Exercise inputs ::
◇ ◇ ◇

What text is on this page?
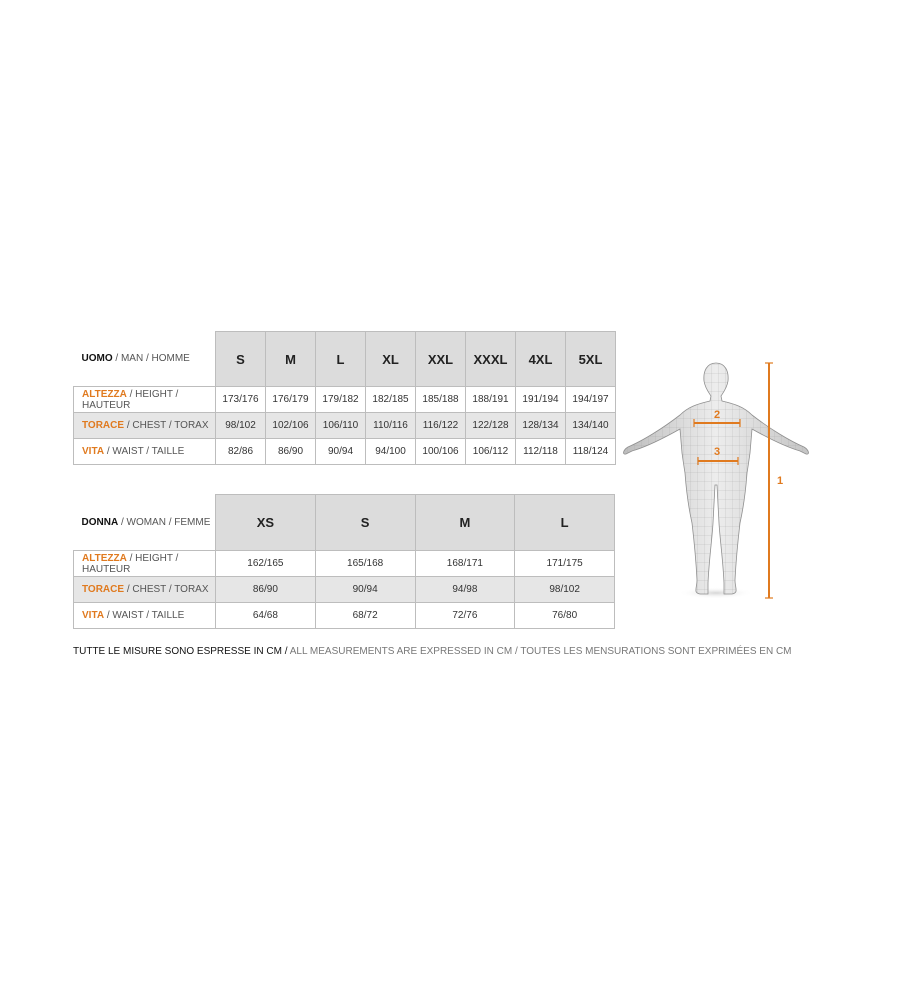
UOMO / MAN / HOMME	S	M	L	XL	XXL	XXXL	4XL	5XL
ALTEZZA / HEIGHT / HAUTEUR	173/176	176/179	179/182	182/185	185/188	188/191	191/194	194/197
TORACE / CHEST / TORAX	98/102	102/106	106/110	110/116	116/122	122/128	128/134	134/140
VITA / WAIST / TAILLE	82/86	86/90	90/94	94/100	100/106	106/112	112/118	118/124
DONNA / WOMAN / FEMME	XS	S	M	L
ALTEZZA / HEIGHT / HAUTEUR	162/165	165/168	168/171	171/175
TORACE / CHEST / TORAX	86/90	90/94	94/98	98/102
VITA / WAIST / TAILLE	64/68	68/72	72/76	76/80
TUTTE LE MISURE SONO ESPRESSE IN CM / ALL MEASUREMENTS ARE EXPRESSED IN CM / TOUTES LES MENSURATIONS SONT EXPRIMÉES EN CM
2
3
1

◇ ◇ ◇

Required work :: Do not include the images; transcribe the rest of the listing exactly.

Exercise output ::
What text is on this page?
UOMO / MAN / HOMME	S	M	L	XL	XXL	XXXL	4XL	5XL
ALTEZZA / HEIGHT / HAUTEUR	173/176	176/179	179/182	182/185	185/188	188/191	191/194	194/197
TORACE / CHEST / TORAX	98/102	102/106	106/110	110/116	116/122	122/128	128/134	134/140
VITA / WAIST / TAILLE	82/86	86/90	90/94	94/100	100/106	106/112	112/118	118/124
DONNA / WOMAN / FEMME	XS	S	M	L
ALTEZZA / HEIGHT / HAUTEUR	162/165	165/168	168/171	171/175
TORACE / CHEST / TORAX	86/90	90/94	94/98	98/102
VITA / WAIST / TAILLE	64/68	68/72	72/76	76/80
TUTTE LE MISURE SONO ESPRESSE IN CM / ALL MEASUREMENTS ARE EXPRESSED IN CM / TOUTES LES MENSURATIONS SONT EXPRIMÉES EN CM
2
3
1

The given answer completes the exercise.